Given instruction:
Below are the records; locate each line with the word "JSON" and copy it.

(Structured figure records)
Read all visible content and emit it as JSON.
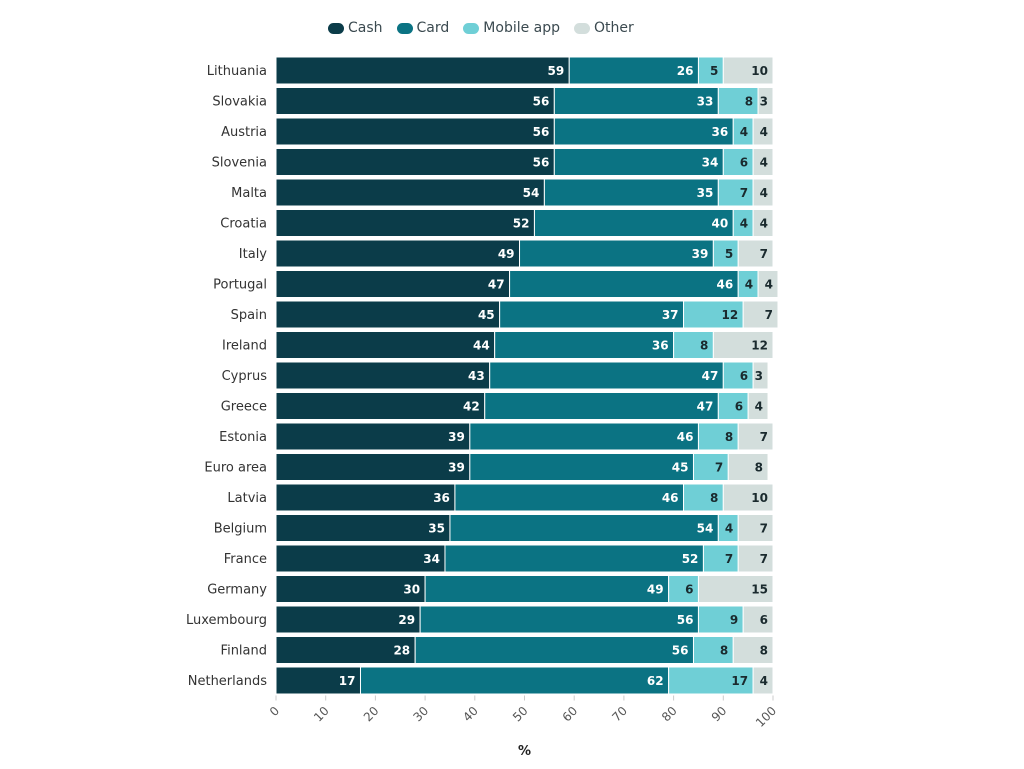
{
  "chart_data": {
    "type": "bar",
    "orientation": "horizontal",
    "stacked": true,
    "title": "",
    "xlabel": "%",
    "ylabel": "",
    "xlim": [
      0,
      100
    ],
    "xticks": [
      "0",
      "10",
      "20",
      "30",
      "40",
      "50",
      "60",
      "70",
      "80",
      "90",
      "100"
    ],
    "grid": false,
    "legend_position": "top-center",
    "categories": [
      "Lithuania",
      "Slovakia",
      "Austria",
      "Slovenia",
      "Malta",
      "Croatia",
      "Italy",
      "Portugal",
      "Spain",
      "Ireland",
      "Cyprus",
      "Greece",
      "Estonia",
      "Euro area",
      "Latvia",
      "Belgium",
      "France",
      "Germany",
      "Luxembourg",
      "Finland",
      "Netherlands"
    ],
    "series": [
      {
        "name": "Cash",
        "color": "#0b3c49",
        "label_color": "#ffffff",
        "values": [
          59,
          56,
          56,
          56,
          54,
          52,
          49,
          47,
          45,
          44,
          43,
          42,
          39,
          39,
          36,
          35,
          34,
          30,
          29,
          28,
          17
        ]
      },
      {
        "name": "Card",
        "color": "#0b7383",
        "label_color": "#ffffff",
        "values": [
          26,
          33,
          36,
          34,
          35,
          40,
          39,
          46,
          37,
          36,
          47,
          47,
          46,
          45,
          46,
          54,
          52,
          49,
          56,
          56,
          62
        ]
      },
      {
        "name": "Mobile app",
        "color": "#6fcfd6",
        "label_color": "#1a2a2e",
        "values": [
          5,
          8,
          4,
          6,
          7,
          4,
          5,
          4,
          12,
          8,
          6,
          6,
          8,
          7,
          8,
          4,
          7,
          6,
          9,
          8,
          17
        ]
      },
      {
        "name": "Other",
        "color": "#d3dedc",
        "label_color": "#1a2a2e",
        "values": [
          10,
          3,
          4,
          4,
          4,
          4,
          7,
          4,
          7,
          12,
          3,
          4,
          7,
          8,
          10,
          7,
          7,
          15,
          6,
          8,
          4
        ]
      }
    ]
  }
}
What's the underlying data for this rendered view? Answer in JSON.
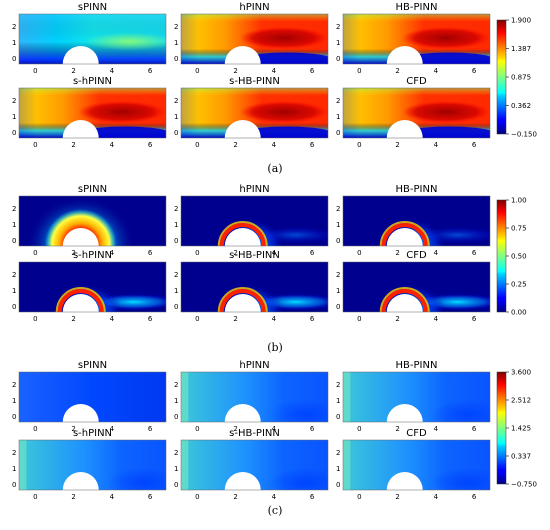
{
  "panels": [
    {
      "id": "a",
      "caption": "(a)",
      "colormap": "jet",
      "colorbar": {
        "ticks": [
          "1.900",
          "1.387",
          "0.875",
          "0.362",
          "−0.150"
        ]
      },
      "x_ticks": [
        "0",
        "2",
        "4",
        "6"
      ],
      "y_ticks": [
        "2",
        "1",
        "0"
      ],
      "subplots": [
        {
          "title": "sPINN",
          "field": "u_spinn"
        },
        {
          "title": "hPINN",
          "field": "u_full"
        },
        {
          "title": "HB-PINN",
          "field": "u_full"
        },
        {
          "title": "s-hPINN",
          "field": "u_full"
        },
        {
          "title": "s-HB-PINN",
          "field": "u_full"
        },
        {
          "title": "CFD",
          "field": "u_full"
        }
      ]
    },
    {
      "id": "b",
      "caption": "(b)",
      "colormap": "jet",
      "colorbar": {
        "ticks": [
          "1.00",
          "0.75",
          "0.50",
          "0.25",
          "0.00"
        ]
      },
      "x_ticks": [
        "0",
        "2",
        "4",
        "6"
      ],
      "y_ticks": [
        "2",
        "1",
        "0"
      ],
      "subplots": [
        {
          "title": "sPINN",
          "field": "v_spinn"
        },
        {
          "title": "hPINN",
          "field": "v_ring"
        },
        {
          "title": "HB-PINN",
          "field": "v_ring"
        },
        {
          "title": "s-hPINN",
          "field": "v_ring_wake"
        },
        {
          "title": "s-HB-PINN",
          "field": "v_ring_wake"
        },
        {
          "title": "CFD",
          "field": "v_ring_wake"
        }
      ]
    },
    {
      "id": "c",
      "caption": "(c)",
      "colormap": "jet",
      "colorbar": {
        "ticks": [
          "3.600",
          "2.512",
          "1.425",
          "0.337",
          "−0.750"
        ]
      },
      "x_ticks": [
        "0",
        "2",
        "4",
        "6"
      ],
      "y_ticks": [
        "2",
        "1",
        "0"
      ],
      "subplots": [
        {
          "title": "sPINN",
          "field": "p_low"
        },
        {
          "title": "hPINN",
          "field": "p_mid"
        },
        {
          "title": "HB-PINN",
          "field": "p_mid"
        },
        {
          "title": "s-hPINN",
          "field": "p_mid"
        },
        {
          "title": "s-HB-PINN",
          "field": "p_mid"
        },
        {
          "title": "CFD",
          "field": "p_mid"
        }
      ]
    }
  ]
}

Task output:
Read all visible content and emit it as JSON.
What's the underlying data for this rendered view? Answer in JSON.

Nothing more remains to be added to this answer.